Short task |
Determine how many lines contain the string "hasta", then reply with that figure only.

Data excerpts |
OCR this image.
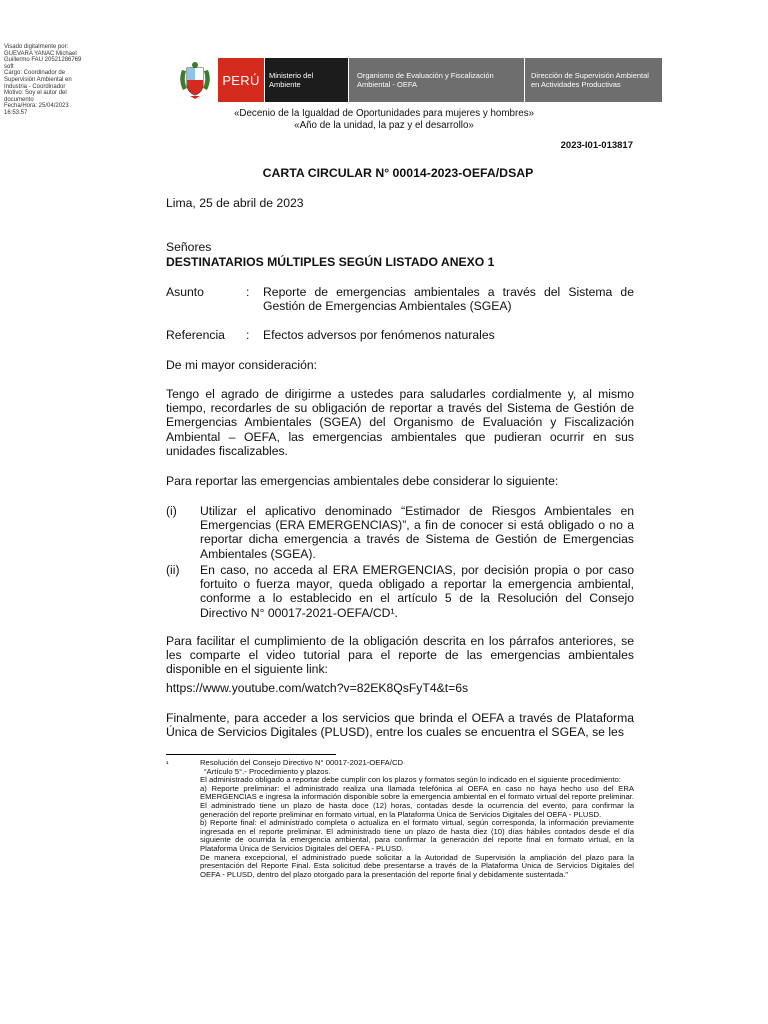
Visado digitalmente por:
GUEVARA YANAC Michael
Guillermo FAU 20521286769
soft
Cargo: Coordinador de
Supervisión Ambiental en
Industria - Coordinador
Motivo: Soy el autor del
documento
Fecha/Hora: 25/04/2023
16:53:57
PERÚ	Ministerio del Ambiente
Organismo de Evaluación y Fiscalización Ambiental - OEFA
Dirección de Supervisión Ambiental en Actividades Productivas
«Decenio de la Igualdad de Oportunidades para mujeres y hombres»
«Año de la unidad, la paz y el desarrollo»
2023-I01-013817
CARTA CIRCULAR N° 00014-2023-OEFA/DSAP
Lima, 25 de abril de 2023
Señores
DESTINATARIOS MÚLTIPLES SEGÚN LISTADO ANEXO 1
Asunto	: Reporte de emergencias ambientales a través del Sistema de Gestión de Emergencias Ambientales (SGEA)
Referencia : Efectos adversos por fenómenos naturales
De mi mayor consideración:
Tengo el agrado de dirigirme a ustedes para saludarles cordialmente y, al mismo tiempo, recordarles de su obligación de reportar a través del Sistema de Gestión de Emergencias Ambientales (SGEA) del Organismo de Evaluación y Fiscalización Ambiental – OEFA, las emergencias ambientales que pudieran ocurrir en sus unidades fiscalizables.
Para reportar las emergencias ambientales debe considerar lo siguiente:
(i) Utilizar el aplicativo denominado “Estimador de Riesgos Ambientales en Emergencias (ERA EMERGENCIAS)”, a fin de conocer si está obligado o no a reportar dicha emergencia a través de Sistema de Gestión de Emergencias Ambientales (SGEA).
(ii) En caso, no acceda al ERA EMERGENCIAS, por decisión propia o por caso fortuito o fuerza mayor, queda obligado a reportar la emergencia ambiental, conforme a lo establecido en el artículo 5 de la Resolución del Consejo Directivo N° 00017-2021-OEFA/CD¹.
Para facilitar el cumplimiento de la obligación descrita en los párrafos anteriores, se les comparte el video tutorial para el reporte de las emergencias ambientales disponible en el siguiente link:
https://www.youtube.com/watch?v=82EK8QsFyT4&t=6s
Finalmente, para acceder a los servicios que brinda el OEFA a través de Plataforma Única de Servicios Digitales (PLUSD), entre los cuales se encuentra el SGEA, se les
¹	Resolución del Consejo Directivo N° 00017-2021-OEFA/CD
“Artículo 5°.- Procedimiento y plazos.
El administrado obligado a reportar debe cumplir con los plazos y formatos según lo indicado en el siguiente procedimiento:
a) Reporte preliminar: el administrado realiza una llamada telefónica al OEFA en caso no haya hecho uso del ERA EMERGENCIAS e ingresa la información disponible sobre la emergencia ambiental en el formato virtual del reporte preliminar. El administrado tiene un plazo de hasta doce (12) horas, contadas desde la ocurrencia del evento, para confirmar la generación del reporte preliminar en formato virtual, en la Plataforma Única de Servicios Digitales del OEFA - PLUSD.
b) Reporte final: el administrado completa o actualiza en el formato virtual, según corresponda, la información previamente ingresada en el reporte preliminar. El administrado tiene un plazo de hasta diez (10) días hábiles contados desde el día siguiente de ocurrida la emergencia ambiental, para confirmar la generación del reporte final en formato virtual, en la Plataforma Única de Servicios Digitales del OEFA - PLUSD.
De manera excepcional, el administrado puede solicitar a la Autoridad de Supervisión la ampliación del plazo para la presentación del Reporte Final. Esta solicitud debe presentarse a través de la Plataforma Única de Servicios Digitales del OEFA - PLUSD, dentro del plazo otorgado para la presentación del reporte final y debidamente sustentada.”
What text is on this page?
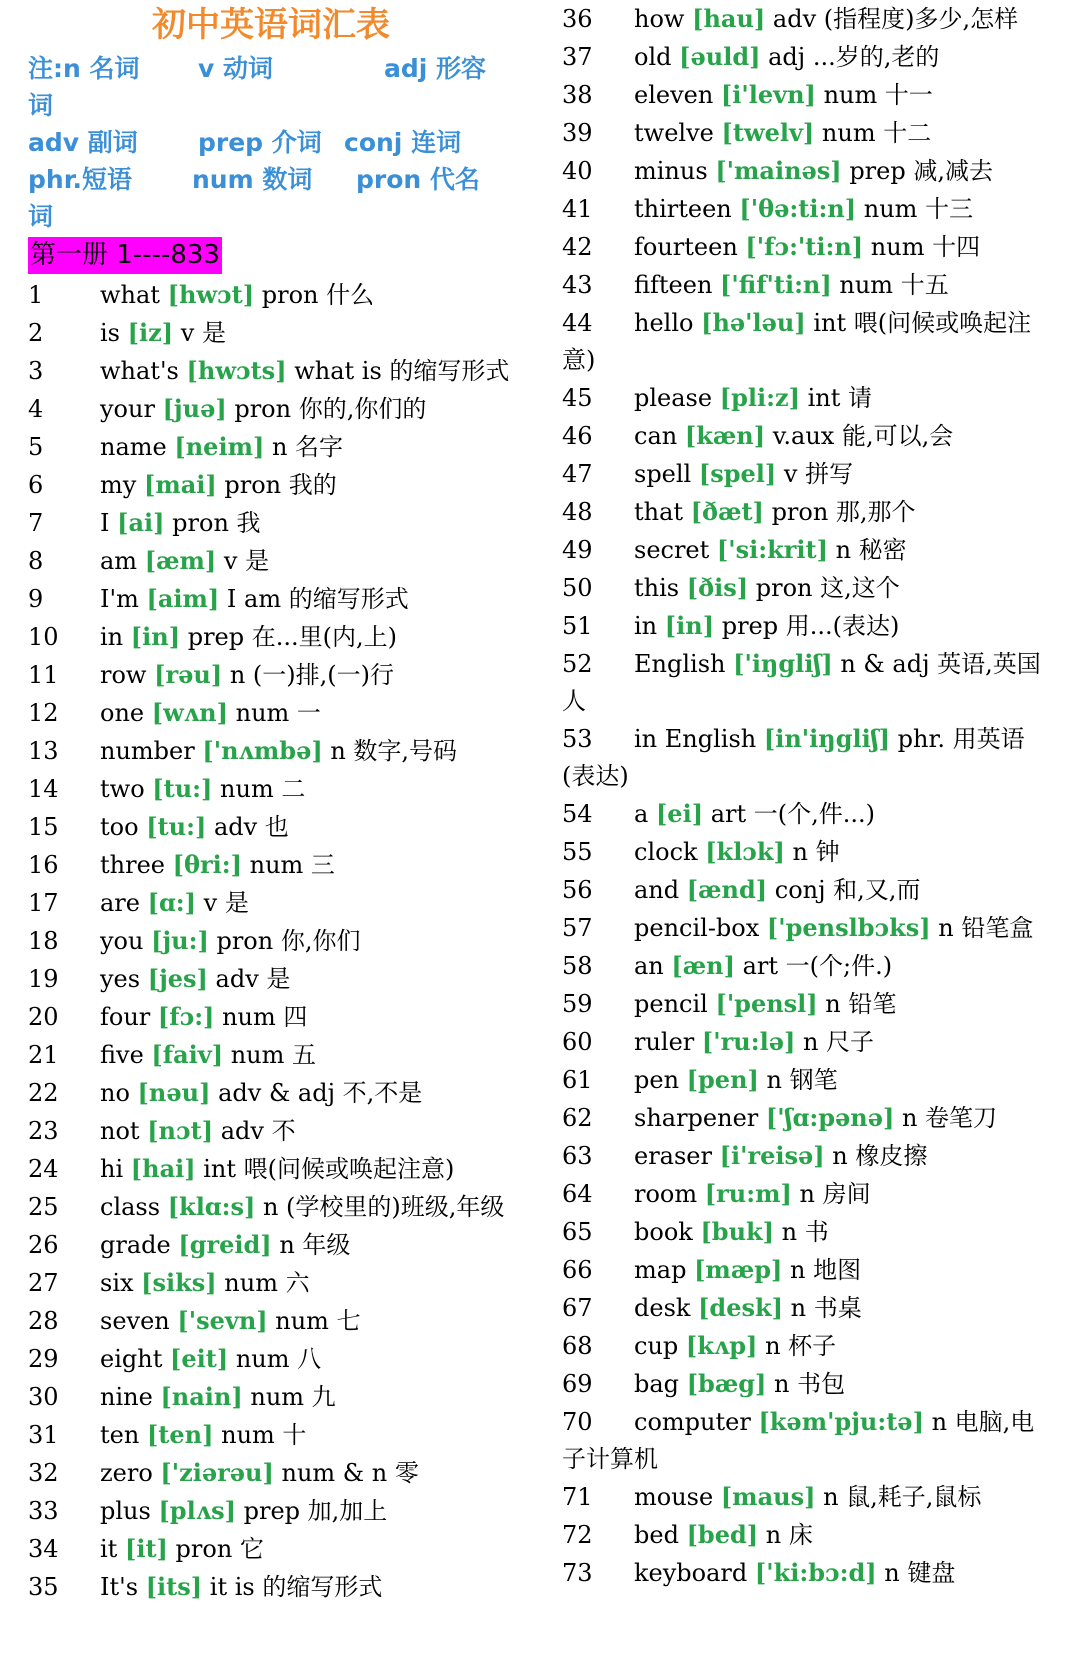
初中英语词汇表
注:n 名词	v 动词	adj 形容
词
adv 副词	prep 介词 conj 连词
phr.短语	num 数词	pron 代名
词
第一册 1----833
1 what [hwɔt] pron 什么
2 is [iz] v 是
3 what's [hwɔts] what is 的缩写形式
4 your [juə] pron 你的,你们的
5 name [neim] n 名字
6 my [mai] pron 我的
7 I [ai] pron 我
8 am [æm] v 是
9 I'm [aim] I am 的缩写形式
10 in [in] prep 在...里(内,上)
11 row [rəu] n (一)排,(一)行
12 one [wʌn] num 一
13 number ['nʌmbə] n 数字,号码
14 two [tu:] num 二
15 too [tu:] adv 也
16 three [θri:] num 三
17 are [ɑ:] v 是
18 you [ju:] pron 你,你们
19 yes [jes] adv 是
20 four [fɔ:] num 四
21 five [faiv] num 五
22 no [nəu] adv & adj 不,不是
23 not [nɔt] adv 不
24 hi [hai] int 喂(问候或唤起注意)
25 class [klɑ:s] n (学校里的)班级,年级
26 grade [greid] n 年级
27 six [siks] num 六
28 seven ['sevn] num 七
29 eight [eit] num 八
30 nine [nain] num 九
31 ten [ten] num 十
32 zero ['ziərəu] num & n 零
33 plus [plʌs] prep 加,加上
34 it [it] pron 它
35 It's [its] it is 的缩写形式
36 how [hau] adv (指程度)多少,怎样
37 old [əuld] adj ...岁的,老的
38 eleven [i'levn] num 十一
39 twelve [twelv] num 十二
40 minus ['mainəs] prep 减,减去
41 thirteen ['θə:ti:n] num 十三
42 fourteen ['fɔ:'ti:n] num 十四
43 fifteen ['fif'ti:n] num 十五
44 hello [hə'ləu] int 喂(问候或唤起注意)
45 please [pli:z] int 请
46 can [kæn] v.aux 能,可以,会
47 spell [spel] v 拼写
48 that [ðæt] pron 那,那个
49 secret ['si:krit] n 秘密
50 this [ðis] pron 这,这个
51 in [in] prep 用...(表达)
52 English ['iŋgliʃ] n & adj 英语,英国人
53 in English [in'iŋgliʃ] phr. 用英语(表达)
54 a [ei] art 一(个,件...)
55 clock [klɔk] n 钟
56 and [ænd] conj 和,又,而
57 pencil-box ['penslbɔks] n 铅笔盒
58 an [æn] art 一(个;件.)
59 pencil ['pensl] n 铅笔
60 ruler ['ru:lə] n 尺子
61 pen [pen] n 钢笔
62 sharpener ['ʃɑ:pənə] n 卷笔刀
63 eraser [i'reisə] n 橡皮擦
64 room [ru:m] n 房间
65 book [buk] n 书
66 map [mæp] n 地图
67 desk [desk] n 书桌
68 cup [kʌp] n 杯子
69 bag [bæg] n 书包
70 computer [kəm'pju:tə] n 电脑,电子计算机
71 mouse [maus] n 鼠,耗子,鼠标
72 bed [bed] n 床
73 keyboard ['ki:bɔ:d] n 键盘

Task answer |
2